== DATASET EXCERPTS
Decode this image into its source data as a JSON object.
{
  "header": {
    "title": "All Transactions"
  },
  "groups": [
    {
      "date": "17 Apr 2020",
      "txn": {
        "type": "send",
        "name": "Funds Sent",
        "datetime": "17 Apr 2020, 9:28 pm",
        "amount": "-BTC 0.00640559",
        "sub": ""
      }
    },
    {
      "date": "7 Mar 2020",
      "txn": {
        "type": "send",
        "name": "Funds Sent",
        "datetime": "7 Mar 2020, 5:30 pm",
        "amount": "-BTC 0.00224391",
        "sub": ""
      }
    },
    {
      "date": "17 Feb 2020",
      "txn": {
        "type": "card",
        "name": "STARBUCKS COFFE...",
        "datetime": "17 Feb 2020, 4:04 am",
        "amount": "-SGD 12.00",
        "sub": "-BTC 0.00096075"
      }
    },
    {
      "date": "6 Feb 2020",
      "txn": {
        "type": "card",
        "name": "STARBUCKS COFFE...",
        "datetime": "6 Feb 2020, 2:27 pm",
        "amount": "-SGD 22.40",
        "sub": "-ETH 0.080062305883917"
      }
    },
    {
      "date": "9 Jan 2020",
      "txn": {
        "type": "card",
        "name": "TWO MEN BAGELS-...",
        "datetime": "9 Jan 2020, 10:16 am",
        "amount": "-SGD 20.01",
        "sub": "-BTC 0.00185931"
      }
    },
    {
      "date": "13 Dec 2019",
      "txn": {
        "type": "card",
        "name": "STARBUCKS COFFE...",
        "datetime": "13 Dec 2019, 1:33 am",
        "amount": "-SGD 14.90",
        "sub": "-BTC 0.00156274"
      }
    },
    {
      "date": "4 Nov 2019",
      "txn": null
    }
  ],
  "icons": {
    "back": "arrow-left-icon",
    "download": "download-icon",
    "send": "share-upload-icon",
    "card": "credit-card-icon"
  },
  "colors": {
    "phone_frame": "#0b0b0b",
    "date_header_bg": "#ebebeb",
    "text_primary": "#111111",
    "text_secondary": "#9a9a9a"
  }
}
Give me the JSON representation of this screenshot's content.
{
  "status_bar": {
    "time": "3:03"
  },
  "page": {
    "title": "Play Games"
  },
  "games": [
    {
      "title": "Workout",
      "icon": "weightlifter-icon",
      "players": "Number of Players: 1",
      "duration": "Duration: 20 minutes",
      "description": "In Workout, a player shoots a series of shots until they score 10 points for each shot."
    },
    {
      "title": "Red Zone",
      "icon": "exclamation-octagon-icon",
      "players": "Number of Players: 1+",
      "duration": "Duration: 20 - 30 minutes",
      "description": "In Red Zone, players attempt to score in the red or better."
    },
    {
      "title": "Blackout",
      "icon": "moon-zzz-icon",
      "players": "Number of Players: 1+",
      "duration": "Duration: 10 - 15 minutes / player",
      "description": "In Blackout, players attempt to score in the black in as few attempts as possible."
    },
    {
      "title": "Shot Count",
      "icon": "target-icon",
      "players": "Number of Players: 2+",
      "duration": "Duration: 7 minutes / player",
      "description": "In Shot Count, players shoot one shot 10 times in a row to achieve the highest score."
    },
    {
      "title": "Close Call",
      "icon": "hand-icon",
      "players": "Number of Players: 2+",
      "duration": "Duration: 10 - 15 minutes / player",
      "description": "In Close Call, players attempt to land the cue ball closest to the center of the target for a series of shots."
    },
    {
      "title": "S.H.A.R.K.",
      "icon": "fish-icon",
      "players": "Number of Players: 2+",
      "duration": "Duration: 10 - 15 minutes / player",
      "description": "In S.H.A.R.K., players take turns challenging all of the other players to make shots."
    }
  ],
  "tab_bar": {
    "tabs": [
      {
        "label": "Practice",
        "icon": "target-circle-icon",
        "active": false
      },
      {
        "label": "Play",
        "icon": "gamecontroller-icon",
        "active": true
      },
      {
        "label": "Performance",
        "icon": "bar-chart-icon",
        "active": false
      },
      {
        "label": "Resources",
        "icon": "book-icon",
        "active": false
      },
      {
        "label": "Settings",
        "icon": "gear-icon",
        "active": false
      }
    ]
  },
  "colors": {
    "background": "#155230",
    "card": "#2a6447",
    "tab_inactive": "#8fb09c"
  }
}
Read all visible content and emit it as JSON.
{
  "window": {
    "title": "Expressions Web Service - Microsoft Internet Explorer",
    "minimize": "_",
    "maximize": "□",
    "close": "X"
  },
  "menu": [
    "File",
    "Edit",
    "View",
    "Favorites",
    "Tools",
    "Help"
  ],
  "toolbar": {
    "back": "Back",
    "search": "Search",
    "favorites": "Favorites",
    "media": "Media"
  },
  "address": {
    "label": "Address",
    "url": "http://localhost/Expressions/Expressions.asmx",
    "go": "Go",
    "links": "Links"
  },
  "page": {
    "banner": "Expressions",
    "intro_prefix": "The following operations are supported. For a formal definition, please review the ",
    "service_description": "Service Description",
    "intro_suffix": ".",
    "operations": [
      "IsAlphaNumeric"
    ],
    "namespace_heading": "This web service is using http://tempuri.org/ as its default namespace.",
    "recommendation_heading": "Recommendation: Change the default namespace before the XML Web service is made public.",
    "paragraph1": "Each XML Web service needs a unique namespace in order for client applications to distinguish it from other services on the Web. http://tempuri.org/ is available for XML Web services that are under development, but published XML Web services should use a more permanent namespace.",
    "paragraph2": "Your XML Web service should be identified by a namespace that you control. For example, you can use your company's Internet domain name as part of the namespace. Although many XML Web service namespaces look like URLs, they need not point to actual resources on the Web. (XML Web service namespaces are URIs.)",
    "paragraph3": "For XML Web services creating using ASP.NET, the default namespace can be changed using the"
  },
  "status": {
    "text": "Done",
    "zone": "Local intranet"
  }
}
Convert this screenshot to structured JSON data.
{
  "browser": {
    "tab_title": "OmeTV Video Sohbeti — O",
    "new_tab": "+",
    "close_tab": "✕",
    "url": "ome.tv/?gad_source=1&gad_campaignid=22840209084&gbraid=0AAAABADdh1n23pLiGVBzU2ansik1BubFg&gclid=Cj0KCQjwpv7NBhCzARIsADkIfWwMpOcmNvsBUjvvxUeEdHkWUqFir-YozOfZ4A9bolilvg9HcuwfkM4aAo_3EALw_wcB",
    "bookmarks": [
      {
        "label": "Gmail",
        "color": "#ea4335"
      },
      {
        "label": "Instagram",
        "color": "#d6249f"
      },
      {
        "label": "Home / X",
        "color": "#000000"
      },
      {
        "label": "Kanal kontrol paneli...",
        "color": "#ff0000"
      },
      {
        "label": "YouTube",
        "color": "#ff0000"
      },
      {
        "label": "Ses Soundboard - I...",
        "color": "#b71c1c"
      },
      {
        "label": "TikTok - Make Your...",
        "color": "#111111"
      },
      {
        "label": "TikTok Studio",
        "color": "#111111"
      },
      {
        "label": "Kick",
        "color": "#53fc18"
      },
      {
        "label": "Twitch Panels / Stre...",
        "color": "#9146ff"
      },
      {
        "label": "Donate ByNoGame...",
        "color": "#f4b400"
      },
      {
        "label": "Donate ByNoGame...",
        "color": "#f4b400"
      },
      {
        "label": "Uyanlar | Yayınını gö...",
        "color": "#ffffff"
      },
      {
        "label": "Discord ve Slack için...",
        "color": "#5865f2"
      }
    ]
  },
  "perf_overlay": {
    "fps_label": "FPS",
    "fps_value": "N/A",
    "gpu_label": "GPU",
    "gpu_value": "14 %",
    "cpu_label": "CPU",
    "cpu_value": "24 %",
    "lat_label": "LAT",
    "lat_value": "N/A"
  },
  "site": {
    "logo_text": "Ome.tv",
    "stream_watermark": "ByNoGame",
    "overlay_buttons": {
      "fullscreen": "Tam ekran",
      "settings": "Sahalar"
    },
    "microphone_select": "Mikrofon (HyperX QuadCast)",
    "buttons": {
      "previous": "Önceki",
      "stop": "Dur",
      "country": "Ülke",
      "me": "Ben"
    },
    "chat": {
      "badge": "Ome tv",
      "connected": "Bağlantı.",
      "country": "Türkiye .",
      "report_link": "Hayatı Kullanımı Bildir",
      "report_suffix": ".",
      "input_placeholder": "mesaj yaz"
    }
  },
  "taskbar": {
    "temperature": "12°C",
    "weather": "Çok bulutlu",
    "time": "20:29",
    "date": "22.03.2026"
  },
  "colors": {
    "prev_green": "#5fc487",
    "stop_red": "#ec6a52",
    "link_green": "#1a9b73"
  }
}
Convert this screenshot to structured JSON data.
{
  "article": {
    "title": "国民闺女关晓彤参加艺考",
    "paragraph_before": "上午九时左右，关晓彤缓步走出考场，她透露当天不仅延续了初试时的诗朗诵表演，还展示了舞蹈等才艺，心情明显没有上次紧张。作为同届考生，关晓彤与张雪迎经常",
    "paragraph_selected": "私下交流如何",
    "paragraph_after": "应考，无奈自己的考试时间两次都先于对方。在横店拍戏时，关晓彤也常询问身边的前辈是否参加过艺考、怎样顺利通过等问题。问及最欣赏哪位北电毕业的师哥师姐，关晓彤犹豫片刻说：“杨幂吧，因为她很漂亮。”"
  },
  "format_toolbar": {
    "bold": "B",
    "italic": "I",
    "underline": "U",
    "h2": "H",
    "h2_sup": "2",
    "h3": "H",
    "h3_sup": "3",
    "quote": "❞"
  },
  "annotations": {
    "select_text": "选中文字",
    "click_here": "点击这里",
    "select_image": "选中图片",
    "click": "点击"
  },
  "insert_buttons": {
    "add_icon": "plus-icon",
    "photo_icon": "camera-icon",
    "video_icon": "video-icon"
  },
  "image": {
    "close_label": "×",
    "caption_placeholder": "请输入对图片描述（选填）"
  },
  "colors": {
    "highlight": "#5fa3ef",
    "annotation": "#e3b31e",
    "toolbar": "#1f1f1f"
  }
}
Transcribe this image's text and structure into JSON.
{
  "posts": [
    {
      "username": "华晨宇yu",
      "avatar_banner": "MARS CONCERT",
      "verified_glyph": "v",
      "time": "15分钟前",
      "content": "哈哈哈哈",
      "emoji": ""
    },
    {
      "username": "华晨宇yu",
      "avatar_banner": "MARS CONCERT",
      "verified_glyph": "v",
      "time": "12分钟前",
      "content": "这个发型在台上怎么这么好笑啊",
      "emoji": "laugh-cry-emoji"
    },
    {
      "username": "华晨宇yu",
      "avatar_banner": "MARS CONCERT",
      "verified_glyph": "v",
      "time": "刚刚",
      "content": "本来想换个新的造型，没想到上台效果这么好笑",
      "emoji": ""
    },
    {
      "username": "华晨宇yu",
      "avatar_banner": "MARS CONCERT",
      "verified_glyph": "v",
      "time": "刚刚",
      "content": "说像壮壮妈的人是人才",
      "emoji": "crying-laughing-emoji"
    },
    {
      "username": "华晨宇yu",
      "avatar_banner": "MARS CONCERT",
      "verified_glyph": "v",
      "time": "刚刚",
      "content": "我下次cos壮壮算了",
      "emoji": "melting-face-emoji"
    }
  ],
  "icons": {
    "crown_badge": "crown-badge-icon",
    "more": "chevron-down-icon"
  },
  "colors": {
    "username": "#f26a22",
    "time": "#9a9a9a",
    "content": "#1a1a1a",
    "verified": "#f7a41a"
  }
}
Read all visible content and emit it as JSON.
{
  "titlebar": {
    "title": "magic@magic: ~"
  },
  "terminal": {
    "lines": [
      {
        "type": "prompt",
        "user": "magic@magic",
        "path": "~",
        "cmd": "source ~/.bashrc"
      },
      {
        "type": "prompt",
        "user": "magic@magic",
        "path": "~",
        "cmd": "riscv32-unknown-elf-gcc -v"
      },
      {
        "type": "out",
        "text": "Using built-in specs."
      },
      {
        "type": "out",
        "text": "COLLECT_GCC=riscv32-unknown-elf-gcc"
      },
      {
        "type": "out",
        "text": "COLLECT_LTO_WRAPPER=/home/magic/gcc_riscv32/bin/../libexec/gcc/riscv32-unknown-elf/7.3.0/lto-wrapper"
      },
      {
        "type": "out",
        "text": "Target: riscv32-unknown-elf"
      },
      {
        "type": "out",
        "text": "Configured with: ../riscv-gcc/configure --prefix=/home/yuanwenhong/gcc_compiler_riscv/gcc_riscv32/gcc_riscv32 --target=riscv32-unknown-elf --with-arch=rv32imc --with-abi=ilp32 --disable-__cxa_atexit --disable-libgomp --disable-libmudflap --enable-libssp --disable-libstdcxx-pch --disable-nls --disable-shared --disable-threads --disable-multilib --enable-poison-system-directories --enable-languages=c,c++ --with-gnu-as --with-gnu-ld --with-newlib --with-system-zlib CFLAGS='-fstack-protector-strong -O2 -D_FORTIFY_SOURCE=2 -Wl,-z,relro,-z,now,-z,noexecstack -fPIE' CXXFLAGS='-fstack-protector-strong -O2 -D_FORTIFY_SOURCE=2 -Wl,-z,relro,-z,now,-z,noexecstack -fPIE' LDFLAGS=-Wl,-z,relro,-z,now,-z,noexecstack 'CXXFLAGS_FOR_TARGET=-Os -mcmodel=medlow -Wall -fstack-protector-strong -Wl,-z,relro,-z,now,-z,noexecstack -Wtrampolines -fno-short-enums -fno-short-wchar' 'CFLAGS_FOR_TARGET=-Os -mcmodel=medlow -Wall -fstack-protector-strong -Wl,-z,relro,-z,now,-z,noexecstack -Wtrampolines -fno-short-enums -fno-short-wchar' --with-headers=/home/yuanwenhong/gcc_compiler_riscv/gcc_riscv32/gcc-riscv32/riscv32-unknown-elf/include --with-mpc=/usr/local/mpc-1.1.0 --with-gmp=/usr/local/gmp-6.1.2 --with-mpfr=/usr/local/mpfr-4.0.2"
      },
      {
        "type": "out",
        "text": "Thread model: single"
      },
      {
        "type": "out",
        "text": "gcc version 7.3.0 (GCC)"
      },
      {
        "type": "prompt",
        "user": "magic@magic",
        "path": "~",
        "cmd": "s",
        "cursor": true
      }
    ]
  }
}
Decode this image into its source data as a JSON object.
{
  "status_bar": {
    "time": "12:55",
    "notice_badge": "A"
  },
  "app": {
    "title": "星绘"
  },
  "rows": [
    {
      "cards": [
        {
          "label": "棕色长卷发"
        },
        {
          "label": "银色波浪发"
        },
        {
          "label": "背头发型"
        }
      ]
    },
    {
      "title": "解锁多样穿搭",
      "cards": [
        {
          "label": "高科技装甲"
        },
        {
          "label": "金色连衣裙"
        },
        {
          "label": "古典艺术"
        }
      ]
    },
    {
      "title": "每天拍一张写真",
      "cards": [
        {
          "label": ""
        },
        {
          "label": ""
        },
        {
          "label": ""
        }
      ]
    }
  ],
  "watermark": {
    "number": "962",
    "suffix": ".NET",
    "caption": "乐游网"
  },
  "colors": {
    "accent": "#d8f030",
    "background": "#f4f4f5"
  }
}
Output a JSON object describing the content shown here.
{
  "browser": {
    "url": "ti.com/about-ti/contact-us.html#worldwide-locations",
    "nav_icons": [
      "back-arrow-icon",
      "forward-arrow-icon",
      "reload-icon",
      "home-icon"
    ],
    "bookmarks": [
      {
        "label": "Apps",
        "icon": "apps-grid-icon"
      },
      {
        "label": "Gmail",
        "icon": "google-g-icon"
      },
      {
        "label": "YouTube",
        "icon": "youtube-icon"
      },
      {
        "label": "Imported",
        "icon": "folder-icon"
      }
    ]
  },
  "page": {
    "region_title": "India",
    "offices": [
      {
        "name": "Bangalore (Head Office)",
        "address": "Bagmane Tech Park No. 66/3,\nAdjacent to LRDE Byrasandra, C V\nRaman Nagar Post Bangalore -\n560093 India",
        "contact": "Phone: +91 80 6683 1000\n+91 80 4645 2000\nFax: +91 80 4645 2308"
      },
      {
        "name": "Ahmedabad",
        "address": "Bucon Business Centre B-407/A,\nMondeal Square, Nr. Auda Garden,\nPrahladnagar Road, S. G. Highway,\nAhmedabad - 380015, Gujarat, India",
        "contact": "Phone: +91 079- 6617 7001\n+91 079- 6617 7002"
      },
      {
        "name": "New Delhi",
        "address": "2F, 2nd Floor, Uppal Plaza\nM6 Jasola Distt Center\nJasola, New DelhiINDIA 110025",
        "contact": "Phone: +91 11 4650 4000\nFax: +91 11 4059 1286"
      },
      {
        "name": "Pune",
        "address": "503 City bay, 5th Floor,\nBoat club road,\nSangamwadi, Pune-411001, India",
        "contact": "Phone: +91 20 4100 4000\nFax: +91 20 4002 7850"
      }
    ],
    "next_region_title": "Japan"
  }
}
====
WHAT IS ASKED.
Report all lines of the data above that include the string "should".

RESULT OF THIS EXERCISE.
    "paragraph1": "Each XML Web service needs a unique namespace in order for client applications to distinguish it from other services on the Web. http://tempuri.org/ is available for XML Web services that are under development, but published XML Web services should use a more permanent namespace.",
    "paragraph2": "Your XML Web service should be identified by a namespace that you control. For example, you can use your company's Internet domain name as part of the namespace. Although many XML Web service namespaces look like URLs, they need not point to actual resources on the Web. (XML Web service namespaces are URIs.)",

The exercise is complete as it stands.